STATED PROBLEM: Identify every line in the records below that contains the word "Champaka", and copy each of those lines.
• • • •
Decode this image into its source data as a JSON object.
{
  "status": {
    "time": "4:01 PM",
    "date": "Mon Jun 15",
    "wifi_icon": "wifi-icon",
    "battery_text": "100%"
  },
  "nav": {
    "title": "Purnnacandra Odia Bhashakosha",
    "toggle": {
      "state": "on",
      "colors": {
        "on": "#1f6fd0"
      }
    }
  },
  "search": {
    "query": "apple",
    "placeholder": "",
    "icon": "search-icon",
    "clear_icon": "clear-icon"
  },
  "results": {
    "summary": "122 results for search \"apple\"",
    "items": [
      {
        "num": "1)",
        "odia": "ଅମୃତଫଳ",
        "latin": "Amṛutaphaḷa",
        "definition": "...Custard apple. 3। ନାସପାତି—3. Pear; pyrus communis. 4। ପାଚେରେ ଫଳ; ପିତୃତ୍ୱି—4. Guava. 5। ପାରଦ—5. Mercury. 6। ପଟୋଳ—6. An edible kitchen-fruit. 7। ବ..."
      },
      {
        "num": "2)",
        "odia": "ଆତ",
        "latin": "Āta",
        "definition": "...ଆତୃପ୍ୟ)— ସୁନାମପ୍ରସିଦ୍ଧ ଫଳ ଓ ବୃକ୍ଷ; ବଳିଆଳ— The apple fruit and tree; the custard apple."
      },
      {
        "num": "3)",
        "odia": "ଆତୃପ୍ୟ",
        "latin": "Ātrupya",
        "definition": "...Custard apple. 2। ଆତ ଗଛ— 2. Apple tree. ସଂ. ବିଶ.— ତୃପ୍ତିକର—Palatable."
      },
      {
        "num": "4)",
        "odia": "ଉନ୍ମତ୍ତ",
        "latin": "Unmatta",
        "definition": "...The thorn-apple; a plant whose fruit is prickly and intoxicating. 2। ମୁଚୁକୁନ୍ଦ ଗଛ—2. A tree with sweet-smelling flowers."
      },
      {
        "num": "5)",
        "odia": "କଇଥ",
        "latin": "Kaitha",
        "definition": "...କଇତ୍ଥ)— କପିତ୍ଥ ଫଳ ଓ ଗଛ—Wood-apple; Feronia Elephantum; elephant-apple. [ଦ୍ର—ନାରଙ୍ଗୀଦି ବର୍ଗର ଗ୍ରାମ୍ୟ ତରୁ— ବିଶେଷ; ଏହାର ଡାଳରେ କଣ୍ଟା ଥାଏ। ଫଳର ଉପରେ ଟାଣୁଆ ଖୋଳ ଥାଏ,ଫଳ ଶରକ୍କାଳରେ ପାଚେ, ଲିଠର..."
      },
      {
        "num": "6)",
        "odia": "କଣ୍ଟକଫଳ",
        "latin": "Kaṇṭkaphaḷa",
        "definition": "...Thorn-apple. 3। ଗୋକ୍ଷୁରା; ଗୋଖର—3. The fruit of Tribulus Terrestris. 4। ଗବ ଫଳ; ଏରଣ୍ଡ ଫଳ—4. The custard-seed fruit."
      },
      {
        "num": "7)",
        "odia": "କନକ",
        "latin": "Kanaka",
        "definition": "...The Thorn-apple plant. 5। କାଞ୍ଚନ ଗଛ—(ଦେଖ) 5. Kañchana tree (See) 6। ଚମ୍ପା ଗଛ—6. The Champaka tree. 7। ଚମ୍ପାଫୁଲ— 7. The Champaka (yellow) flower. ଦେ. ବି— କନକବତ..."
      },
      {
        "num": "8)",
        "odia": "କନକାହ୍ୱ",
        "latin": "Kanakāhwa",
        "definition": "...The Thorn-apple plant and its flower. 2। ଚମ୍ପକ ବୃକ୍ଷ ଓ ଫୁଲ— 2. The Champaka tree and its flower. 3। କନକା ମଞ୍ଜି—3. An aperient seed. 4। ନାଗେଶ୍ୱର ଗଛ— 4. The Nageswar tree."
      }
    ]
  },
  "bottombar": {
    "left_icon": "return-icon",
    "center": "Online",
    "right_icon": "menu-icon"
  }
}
• • • •
SOLUTION TO THIS TASK:
        "definition": "...The Thorn-apple plant. 5। କାଞ୍ଚନ ଗଛ—(ଦେଖ) 5. Kañchana tree (See) 6। ଚମ୍ପା ଗଛ—6. The Champaka tree. 7। ଚମ୍ପାଫୁଲ— 7. The Champaka (yellow) flower. ଦେ. ବି— କନକବତ..."
        "definition": "...The Thorn-apple plant and its flower. 2। ଚମ୍ପକ ବୃକ୍ଷ ଓ ଫୁଲ— 2. The Champaka tree and its flower. 3। କନକା ମଞ୍ଜି—3. An aperient seed. 4। ନାଗେଶ୍ୱର ଗଛ— 4. The Nageswar tree."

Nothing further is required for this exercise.